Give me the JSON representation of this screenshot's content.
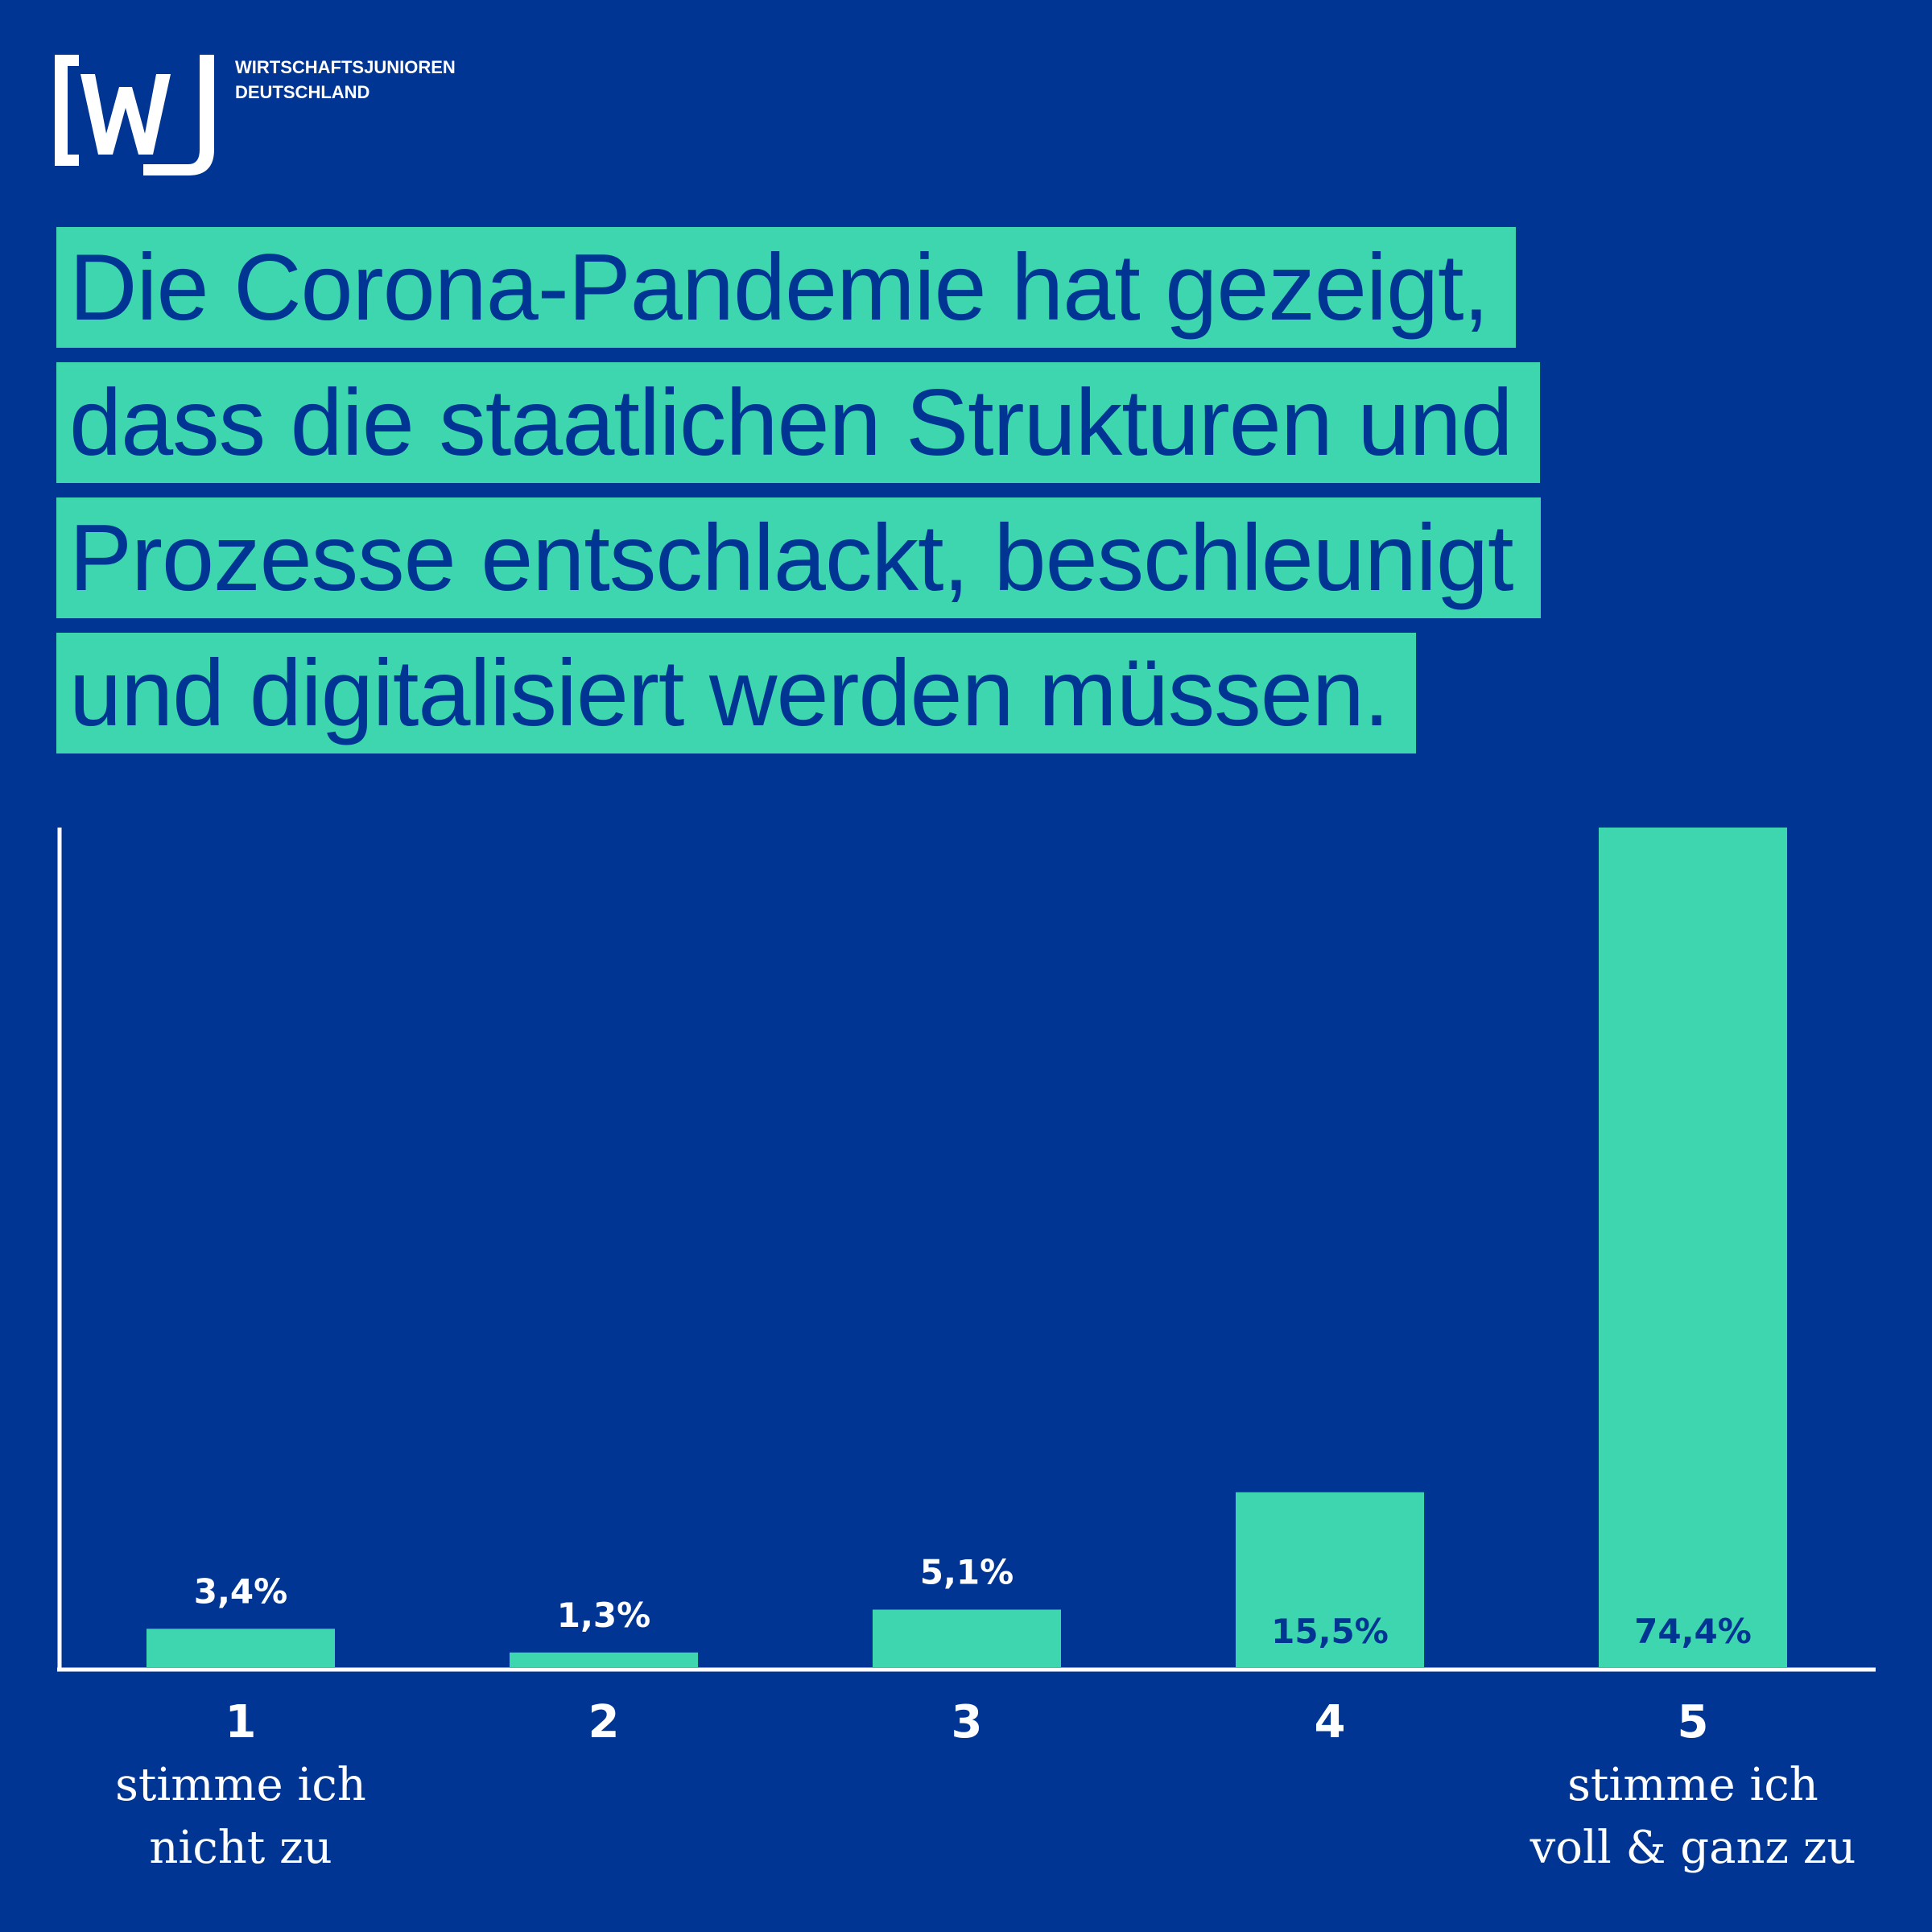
{
  "logo": {
    "mark": "WJ",
    "line1": "WIRTSCHAFTSJUNIOREN",
    "line2": "DEUTSCHLAND"
  },
  "headline": {
    "lines": [
      "Die Corona-Pandemie hat gezeigt,",
      "dass die staatlichen Strukturen und",
      "Prozesse entschlackt, beschleunigt",
      "und digitalisiert werden müssen."
    ]
  },
  "colors": {
    "background": "#003594",
    "accent": "#3dd6ae",
    "text_light": "#ffffff",
    "text_dark": "#003594"
  },
  "chart_data": {
    "type": "bar",
    "title": "Die Corona-Pandemie hat gezeigt, dass die staatlichen Strukturen und Prozesse entschlackt, beschleunigt und digitalisiert werden müssen.",
    "categories": [
      "1",
      "2",
      "3",
      "4",
      "5"
    ],
    "category_descriptions": [
      [
        "stimme ich",
        "nicht zu"
      ],
      [],
      [],
      [],
      [
        "stimme ich",
        "voll & ganz zu"
      ]
    ],
    "values": [
      3.4,
      1.3,
      5.1,
      15.5,
      74.4
    ],
    "value_labels": [
      "3,4%",
      "1,3%",
      "5,1%",
      "15,5%",
      "74,4%"
    ],
    "ylim": [
      0,
      74.4
    ],
    "xlabel": "",
    "ylabel": "",
    "grid": false,
    "legend": "none"
  }
}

WRITTEN PROBLEM: All of the data above should be quoted exactly, except for the pictures.

THE REPLY:
Give me the JSON representation of this screenshot's content.
{
  "logo": {
    "mark": "WJ",
    "line1": "WIRTSCHAFTSJUNIOREN",
    "line2": "DEUTSCHLAND"
  },
  "headline": {
    "lines": [
      "Die Corona-Pandemie hat gezeigt,",
      "dass die staatlichen Strukturen und",
      "Prozesse entschlackt, beschleunigt",
      "und digitalisiert werden müssen."
    ]
  },
  "colors": {
    "background": "#003594",
    "accent": "#3dd6ae",
    "text_light": "#ffffff",
    "text_dark": "#003594"
  },
  "chart_data": {
    "type": "bar",
    "title": "Die Corona-Pandemie hat gezeigt, dass die staatlichen Strukturen und Prozesse entschlackt, beschleunigt und digitalisiert werden müssen.",
    "categories": [
      "1",
      "2",
      "3",
      "4",
      "5"
    ],
    "category_descriptions": [
      [
        "stimme ich",
        "nicht zu"
      ],
      [],
      [],
      [],
      [
        "stimme ich",
        "voll & ganz zu"
      ]
    ],
    "values": [
      3.4,
      1.3,
      5.1,
      15.5,
      74.4
    ],
    "value_labels": [
      "3,4%",
      "1,3%",
      "5,1%",
      "15,5%",
      "74,4%"
    ],
    "ylim": [
      0,
      74.4
    ],
    "xlabel": "",
    "ylabel": "",
    "grid": false,
    "legend": "none"
  }
}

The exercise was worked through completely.